Transcribe sin cambios el tramo que va desde el comienzo de los registros hasta la línea que contiene "601, 508, 747]", ambos extremos incluidos.

EXTRACTO DE DATOS:
▬▬▬▬▬▬
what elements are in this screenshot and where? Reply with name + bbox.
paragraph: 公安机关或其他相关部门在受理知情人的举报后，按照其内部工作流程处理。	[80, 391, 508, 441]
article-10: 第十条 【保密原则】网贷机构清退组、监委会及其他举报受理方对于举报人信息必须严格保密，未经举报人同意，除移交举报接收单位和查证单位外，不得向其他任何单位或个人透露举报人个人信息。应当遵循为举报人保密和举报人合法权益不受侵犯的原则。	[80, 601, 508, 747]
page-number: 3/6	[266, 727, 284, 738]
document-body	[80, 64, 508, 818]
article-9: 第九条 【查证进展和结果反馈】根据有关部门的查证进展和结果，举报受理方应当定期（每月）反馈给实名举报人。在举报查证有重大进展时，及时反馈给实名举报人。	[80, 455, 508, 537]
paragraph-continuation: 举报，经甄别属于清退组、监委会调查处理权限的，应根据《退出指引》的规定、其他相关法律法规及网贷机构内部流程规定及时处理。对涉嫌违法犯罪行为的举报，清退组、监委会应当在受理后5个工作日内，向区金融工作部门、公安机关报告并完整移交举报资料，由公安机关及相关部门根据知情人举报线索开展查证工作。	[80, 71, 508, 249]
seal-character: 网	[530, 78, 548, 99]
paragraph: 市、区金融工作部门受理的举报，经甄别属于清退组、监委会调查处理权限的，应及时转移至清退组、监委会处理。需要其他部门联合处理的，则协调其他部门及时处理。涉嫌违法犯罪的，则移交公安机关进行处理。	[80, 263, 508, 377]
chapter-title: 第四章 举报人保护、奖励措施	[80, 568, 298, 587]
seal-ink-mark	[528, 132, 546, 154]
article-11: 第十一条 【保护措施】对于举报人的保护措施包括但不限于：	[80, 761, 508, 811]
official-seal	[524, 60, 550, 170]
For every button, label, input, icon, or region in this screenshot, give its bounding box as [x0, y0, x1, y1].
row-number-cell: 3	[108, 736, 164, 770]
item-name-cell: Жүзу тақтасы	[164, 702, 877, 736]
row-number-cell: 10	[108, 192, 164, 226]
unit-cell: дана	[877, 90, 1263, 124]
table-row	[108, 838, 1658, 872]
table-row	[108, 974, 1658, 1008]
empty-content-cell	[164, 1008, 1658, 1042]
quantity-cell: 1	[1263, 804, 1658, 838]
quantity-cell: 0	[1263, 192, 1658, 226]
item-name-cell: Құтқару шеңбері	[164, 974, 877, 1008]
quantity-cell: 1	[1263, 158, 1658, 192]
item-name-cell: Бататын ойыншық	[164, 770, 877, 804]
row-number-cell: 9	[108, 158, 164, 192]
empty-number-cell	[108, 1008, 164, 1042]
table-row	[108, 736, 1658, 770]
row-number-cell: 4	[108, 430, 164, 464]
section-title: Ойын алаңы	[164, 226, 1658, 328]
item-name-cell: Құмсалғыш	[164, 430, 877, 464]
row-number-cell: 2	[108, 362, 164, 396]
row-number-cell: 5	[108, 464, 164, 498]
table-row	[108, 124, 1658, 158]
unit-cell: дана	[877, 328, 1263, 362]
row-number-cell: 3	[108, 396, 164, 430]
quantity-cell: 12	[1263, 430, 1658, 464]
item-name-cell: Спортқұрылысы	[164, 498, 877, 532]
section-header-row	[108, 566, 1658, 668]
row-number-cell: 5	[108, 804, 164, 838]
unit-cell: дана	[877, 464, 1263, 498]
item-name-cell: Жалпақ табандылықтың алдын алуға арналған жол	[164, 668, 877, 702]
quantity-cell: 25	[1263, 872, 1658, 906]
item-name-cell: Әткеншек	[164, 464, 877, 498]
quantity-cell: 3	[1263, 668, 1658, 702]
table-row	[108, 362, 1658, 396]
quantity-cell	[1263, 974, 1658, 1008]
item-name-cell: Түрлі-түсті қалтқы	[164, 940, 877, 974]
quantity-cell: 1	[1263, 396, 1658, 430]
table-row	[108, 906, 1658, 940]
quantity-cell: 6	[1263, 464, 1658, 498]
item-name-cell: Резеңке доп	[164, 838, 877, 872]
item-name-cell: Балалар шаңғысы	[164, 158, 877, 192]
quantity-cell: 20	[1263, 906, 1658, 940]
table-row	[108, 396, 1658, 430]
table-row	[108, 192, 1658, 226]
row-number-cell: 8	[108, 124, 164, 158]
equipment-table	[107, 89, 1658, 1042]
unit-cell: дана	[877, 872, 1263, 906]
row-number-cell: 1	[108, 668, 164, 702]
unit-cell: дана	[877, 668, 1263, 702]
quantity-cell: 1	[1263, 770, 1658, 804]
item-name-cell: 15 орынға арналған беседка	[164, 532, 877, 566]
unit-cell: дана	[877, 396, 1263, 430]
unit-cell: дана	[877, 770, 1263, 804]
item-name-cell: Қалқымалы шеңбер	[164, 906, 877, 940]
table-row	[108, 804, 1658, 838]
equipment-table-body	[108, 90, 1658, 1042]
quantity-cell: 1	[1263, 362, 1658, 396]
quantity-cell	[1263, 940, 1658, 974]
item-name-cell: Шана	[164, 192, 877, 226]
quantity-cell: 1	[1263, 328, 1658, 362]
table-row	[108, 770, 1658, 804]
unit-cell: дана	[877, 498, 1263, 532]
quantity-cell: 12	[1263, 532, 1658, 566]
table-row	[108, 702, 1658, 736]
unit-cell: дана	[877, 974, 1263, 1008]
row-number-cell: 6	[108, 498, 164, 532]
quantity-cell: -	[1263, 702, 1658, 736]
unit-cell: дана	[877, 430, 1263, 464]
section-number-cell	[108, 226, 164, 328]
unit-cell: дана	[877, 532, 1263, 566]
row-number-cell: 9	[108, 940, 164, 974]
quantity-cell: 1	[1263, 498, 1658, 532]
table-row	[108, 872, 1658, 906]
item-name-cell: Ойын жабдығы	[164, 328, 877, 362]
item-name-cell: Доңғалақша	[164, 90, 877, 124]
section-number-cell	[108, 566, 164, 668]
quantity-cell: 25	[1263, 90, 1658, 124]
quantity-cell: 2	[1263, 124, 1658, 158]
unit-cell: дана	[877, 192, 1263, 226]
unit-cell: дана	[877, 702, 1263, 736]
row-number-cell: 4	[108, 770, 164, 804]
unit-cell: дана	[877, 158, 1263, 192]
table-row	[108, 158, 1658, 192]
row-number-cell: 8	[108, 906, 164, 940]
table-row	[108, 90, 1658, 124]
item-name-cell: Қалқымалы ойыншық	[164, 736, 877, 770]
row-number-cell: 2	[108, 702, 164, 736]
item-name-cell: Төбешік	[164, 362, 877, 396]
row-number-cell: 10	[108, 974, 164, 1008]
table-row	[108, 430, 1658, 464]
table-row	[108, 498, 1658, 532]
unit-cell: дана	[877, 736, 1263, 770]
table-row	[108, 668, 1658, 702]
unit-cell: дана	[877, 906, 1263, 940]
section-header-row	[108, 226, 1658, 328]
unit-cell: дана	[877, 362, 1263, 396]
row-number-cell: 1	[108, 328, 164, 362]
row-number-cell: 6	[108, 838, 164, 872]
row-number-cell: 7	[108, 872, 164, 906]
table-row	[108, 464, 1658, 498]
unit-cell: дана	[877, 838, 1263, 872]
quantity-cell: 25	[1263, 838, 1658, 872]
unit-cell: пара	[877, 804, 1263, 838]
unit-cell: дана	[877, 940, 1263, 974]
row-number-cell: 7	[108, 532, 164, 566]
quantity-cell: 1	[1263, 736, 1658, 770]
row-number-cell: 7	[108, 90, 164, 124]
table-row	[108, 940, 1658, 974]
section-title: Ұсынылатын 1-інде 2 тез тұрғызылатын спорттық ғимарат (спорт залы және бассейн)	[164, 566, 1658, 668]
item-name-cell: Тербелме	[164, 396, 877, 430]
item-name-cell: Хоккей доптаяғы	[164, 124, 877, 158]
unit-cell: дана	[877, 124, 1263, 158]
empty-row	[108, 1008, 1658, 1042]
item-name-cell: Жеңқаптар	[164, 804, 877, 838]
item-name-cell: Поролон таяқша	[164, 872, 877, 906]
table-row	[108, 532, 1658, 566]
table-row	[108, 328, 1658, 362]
▬▬▬▬▬▬
RESPUESTA:
what elements are in this screenshot and where? Reply with name + bbox.
paragraph: 公安机关或其他相关部门在受理知情人的举报后，按照其内部工作流程处理。	[80, 391, 508, 441]
article-10: 第十条 【保密原则】网贷机构清退组、监委会及其他举报受理方对于举报人信息必须严格保密，未经举报人同意，除移交举报接收单位和查证单位外，不得向其他任何单位或个人透露举报人个人信息。应当遵循为举报人保密和举报人合法权益不受侵犯的原则。	[80, 601, 508, 747]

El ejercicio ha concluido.